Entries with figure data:
-- start --
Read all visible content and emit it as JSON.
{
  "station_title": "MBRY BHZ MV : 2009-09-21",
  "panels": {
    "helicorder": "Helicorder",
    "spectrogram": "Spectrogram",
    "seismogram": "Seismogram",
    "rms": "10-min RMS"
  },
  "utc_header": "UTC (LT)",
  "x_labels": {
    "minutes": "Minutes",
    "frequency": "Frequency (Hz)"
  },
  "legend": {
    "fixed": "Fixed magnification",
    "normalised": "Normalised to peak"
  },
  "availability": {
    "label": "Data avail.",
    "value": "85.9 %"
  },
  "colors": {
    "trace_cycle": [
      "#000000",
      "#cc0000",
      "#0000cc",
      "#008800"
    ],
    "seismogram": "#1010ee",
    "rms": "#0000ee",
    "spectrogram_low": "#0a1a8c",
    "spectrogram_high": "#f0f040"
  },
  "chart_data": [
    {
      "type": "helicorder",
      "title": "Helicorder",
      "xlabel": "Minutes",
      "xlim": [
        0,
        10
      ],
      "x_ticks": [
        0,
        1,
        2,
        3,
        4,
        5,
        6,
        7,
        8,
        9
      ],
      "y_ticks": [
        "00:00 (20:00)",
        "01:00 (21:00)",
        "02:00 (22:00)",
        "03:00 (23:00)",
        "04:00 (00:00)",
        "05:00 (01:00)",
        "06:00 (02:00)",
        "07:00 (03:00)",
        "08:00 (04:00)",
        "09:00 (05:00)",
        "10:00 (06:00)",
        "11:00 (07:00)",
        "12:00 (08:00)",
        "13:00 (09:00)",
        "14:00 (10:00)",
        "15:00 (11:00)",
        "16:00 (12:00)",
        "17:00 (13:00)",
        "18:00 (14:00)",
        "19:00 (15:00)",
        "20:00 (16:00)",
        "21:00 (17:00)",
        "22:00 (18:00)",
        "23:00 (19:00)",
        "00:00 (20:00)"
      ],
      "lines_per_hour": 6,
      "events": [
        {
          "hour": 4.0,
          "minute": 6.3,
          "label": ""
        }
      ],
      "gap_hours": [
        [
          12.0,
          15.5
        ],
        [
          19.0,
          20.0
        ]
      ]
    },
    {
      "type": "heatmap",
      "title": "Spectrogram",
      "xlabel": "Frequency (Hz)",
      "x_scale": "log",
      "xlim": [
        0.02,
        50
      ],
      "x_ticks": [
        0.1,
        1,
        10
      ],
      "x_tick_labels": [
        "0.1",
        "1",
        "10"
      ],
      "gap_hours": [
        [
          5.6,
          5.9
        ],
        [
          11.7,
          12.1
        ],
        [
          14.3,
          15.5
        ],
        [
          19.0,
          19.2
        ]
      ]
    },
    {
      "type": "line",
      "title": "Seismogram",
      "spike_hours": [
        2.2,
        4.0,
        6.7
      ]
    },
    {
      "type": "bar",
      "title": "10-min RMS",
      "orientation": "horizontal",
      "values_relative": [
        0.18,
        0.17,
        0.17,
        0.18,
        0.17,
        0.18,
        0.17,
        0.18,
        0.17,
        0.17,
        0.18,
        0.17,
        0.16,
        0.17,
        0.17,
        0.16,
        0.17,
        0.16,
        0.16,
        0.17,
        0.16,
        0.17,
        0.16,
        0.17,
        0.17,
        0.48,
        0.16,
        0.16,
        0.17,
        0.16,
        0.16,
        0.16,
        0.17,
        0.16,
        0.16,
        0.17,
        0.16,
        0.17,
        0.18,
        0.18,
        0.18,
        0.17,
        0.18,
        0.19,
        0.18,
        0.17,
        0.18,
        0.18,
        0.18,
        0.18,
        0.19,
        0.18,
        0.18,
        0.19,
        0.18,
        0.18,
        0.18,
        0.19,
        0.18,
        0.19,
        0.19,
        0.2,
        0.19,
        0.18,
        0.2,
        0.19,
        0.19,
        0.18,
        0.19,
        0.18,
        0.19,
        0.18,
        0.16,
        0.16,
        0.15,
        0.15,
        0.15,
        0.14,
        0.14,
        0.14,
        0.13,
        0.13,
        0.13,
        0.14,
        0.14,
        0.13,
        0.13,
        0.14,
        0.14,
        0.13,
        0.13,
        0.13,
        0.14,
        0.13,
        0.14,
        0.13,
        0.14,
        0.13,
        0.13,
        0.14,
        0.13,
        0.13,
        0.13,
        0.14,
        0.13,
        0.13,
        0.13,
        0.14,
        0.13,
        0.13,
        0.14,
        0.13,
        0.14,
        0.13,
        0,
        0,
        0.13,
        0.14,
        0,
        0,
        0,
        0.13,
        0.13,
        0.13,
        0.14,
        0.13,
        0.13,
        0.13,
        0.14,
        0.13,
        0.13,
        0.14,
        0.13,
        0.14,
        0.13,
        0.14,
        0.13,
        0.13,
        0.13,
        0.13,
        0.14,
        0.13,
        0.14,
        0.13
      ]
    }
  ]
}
-- end --
PROBLEM DETAILS:
Pull out all lines of the data with the string "xlabel".

EXERCISE ANSWER:
      "xlabel": "Minutes",
      "xlabel": "Frequency (Hz)",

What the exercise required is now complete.